Data entries for graphics:
========================
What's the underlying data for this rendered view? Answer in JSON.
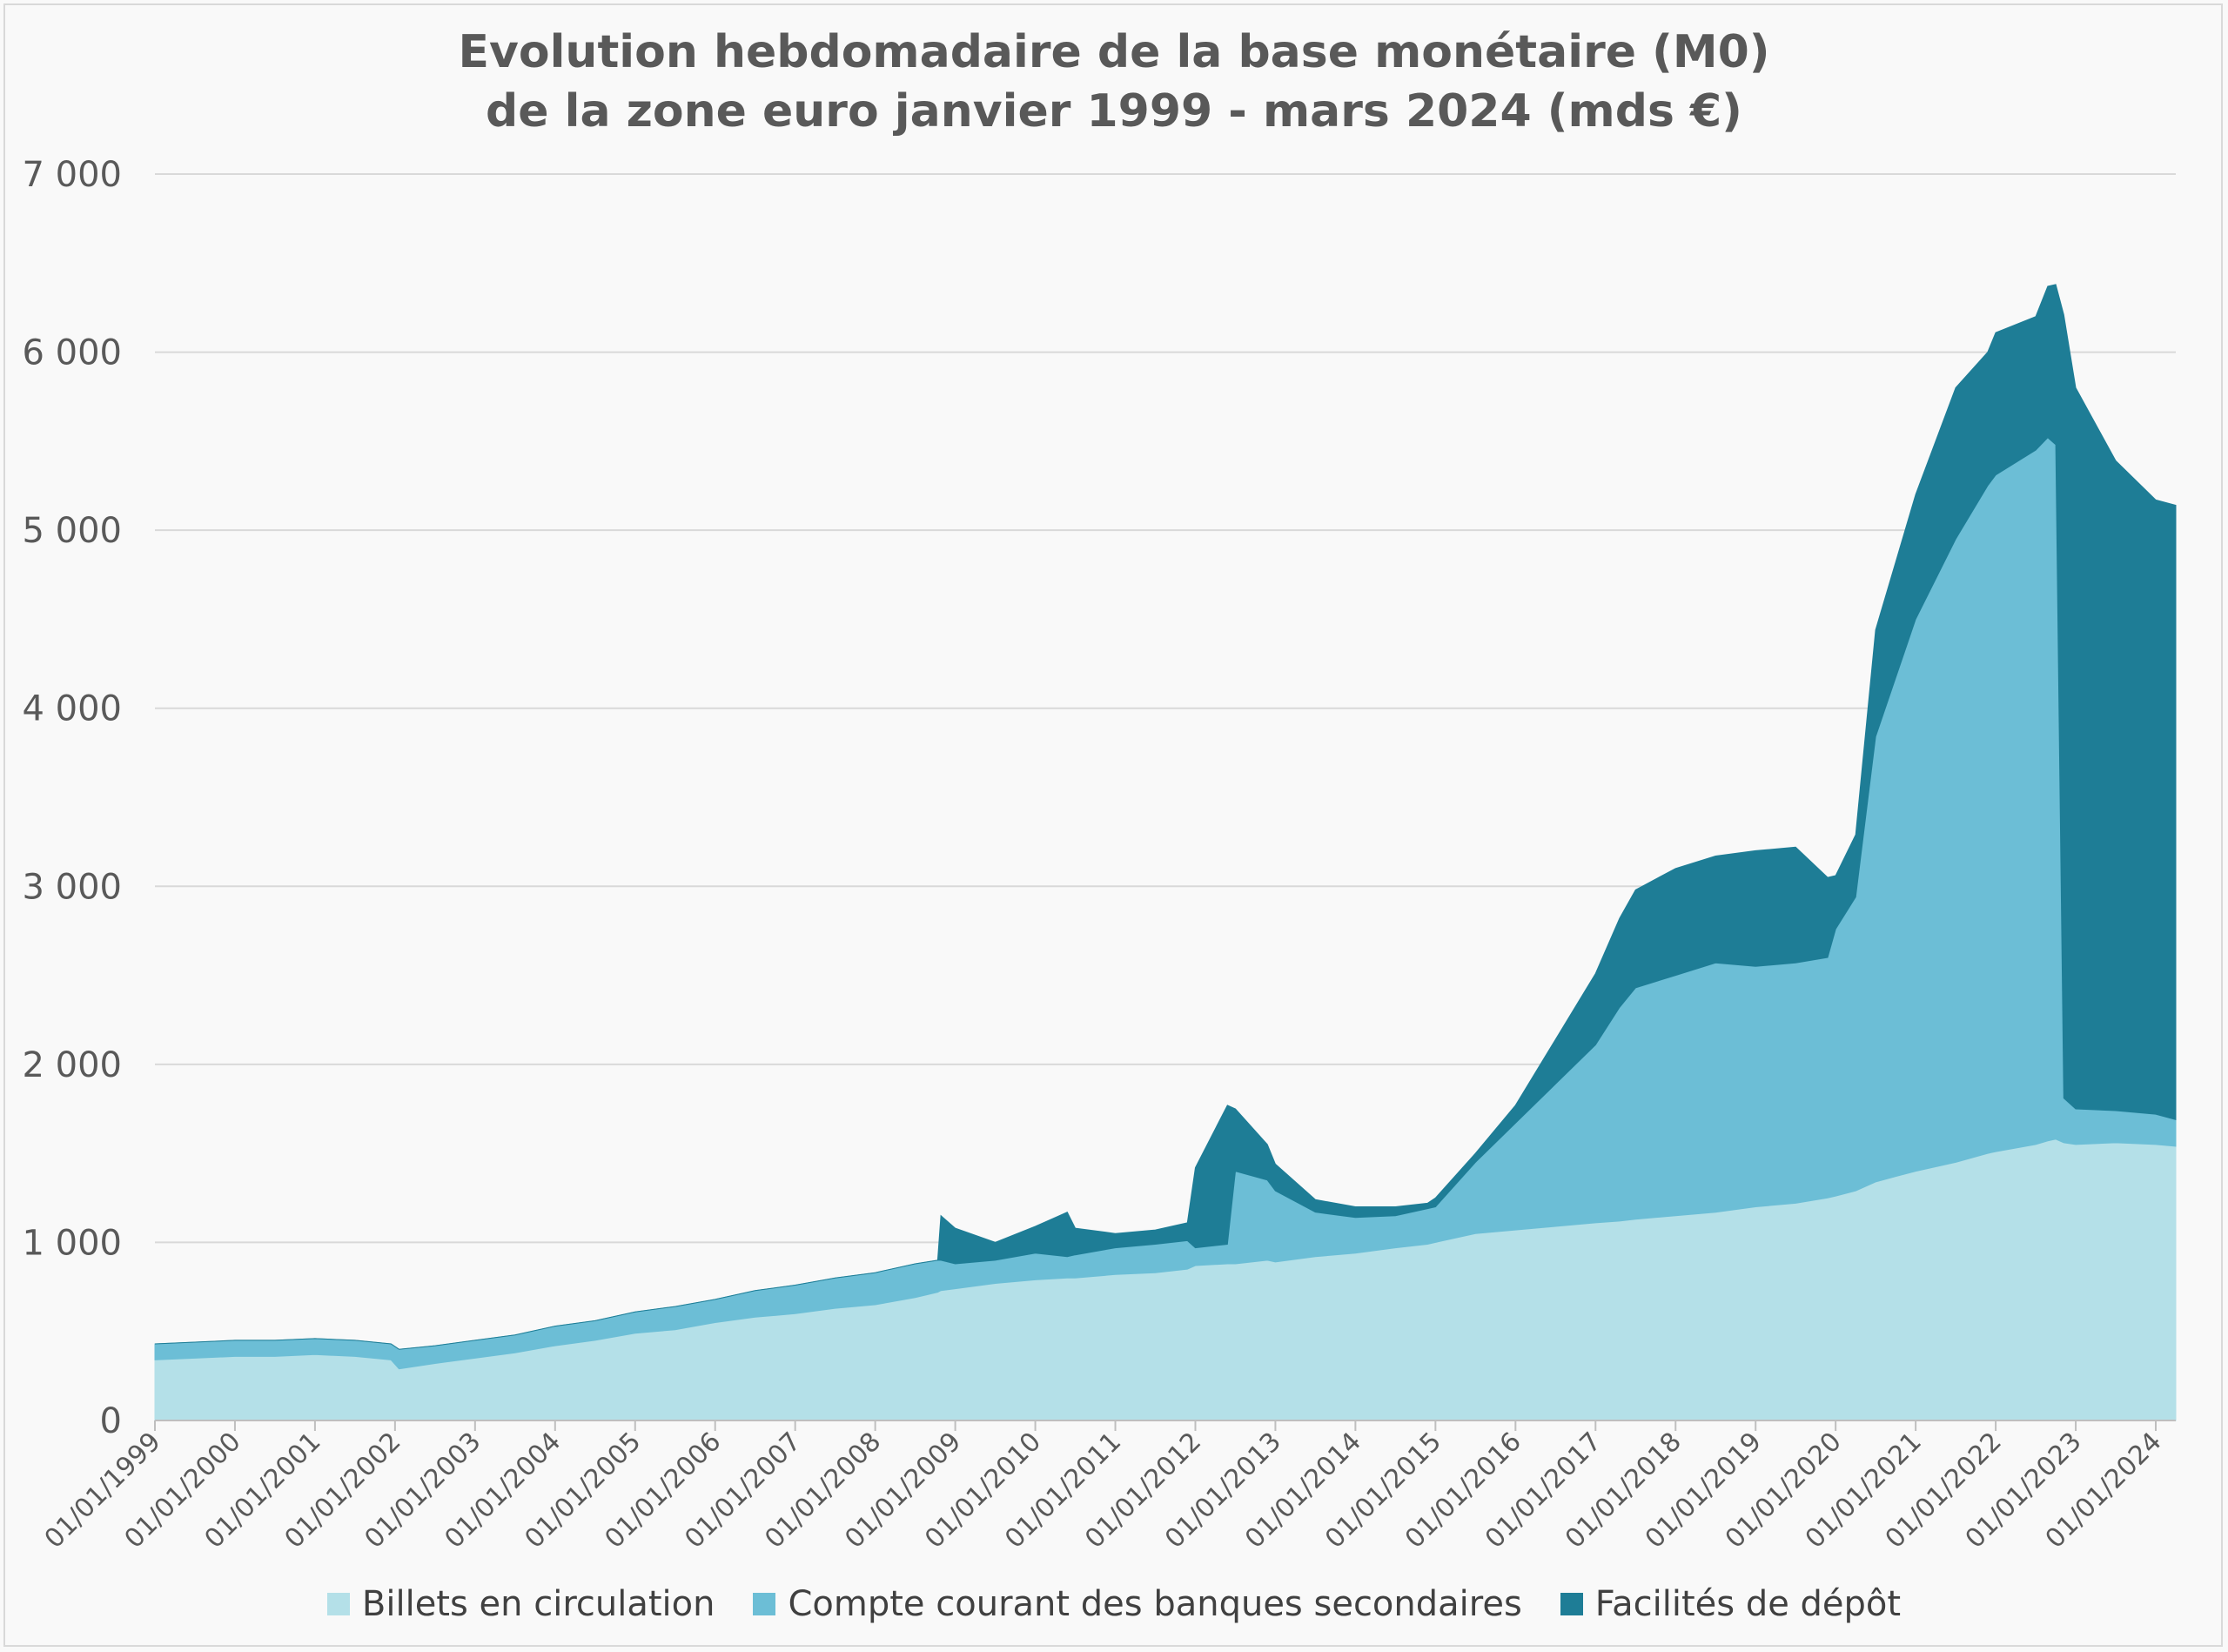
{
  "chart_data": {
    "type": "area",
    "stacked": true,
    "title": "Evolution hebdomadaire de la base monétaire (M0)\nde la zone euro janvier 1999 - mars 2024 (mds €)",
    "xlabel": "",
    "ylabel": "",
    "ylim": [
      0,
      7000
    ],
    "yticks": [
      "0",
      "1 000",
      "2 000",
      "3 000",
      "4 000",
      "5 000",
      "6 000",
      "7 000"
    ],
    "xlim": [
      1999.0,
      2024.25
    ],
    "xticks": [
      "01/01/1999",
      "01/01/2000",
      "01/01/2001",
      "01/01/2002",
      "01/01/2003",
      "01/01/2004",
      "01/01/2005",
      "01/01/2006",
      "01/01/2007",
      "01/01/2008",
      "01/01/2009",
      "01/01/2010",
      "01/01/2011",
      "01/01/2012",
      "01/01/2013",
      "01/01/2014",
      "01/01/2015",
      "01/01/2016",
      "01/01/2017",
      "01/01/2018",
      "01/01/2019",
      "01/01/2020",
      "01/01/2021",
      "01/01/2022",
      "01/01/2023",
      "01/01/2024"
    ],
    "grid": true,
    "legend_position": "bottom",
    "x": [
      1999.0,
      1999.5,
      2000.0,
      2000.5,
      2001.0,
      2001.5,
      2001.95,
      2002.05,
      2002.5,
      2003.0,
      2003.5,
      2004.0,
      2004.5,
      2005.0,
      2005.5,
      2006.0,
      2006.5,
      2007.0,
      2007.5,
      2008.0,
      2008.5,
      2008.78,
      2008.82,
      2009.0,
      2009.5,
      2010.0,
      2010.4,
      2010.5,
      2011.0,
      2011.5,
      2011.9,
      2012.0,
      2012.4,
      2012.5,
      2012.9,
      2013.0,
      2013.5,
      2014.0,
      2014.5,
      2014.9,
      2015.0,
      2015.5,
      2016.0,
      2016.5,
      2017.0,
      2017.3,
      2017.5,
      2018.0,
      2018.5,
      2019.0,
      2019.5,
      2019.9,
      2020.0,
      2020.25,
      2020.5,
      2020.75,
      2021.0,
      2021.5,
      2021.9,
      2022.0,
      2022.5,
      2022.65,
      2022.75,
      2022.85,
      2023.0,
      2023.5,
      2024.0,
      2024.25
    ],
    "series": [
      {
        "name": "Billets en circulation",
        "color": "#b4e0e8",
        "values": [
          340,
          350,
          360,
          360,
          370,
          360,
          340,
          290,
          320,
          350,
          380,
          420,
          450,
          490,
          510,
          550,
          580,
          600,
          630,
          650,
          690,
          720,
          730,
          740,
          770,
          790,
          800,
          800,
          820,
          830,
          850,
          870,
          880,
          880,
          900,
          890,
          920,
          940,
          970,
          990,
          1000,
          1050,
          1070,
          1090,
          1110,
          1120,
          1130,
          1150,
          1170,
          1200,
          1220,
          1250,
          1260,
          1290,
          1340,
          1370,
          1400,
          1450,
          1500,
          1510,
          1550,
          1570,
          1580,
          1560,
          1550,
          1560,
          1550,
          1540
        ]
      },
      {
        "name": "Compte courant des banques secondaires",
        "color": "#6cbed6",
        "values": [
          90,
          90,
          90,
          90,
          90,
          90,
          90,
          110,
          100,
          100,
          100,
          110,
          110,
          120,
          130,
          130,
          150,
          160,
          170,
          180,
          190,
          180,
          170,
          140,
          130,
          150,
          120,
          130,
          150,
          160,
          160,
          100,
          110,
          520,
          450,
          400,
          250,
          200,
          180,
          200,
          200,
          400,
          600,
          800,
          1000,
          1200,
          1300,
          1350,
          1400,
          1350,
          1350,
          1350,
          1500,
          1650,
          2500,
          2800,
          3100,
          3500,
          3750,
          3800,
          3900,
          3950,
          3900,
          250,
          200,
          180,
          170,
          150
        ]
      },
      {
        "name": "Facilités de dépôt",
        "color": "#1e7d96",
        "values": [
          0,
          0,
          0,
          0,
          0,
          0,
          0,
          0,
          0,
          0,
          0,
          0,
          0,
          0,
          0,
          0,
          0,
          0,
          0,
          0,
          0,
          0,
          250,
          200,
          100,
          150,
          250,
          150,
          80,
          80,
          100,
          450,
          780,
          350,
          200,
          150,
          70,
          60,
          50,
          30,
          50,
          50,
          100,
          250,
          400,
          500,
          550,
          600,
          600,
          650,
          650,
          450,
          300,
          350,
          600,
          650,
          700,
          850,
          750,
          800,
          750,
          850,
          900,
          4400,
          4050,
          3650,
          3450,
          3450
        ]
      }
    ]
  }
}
========================
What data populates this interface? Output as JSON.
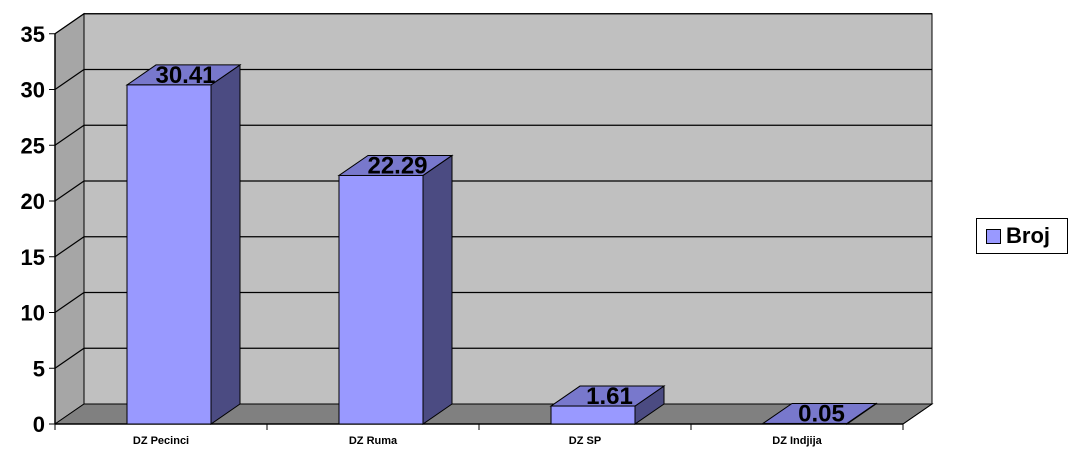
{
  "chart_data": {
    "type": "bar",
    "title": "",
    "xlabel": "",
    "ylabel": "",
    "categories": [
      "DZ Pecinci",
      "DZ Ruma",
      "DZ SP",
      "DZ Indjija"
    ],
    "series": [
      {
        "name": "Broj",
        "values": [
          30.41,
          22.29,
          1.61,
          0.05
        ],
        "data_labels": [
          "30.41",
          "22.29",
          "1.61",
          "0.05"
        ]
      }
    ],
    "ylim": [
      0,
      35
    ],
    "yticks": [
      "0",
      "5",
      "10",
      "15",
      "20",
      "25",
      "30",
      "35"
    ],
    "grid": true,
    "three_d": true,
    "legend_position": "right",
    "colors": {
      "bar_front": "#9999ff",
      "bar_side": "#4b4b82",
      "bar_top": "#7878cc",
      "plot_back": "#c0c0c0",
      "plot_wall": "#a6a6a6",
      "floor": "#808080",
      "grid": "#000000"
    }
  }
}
========================
Problem statement:
From the data, collect all lines where the string "title" appears.

The response:
    "title": "Evolution hebdomadaire de la base monétaire (M0)\nde la zone euro janvier 1999 - mars 2024 (mds €)",
    "title": "",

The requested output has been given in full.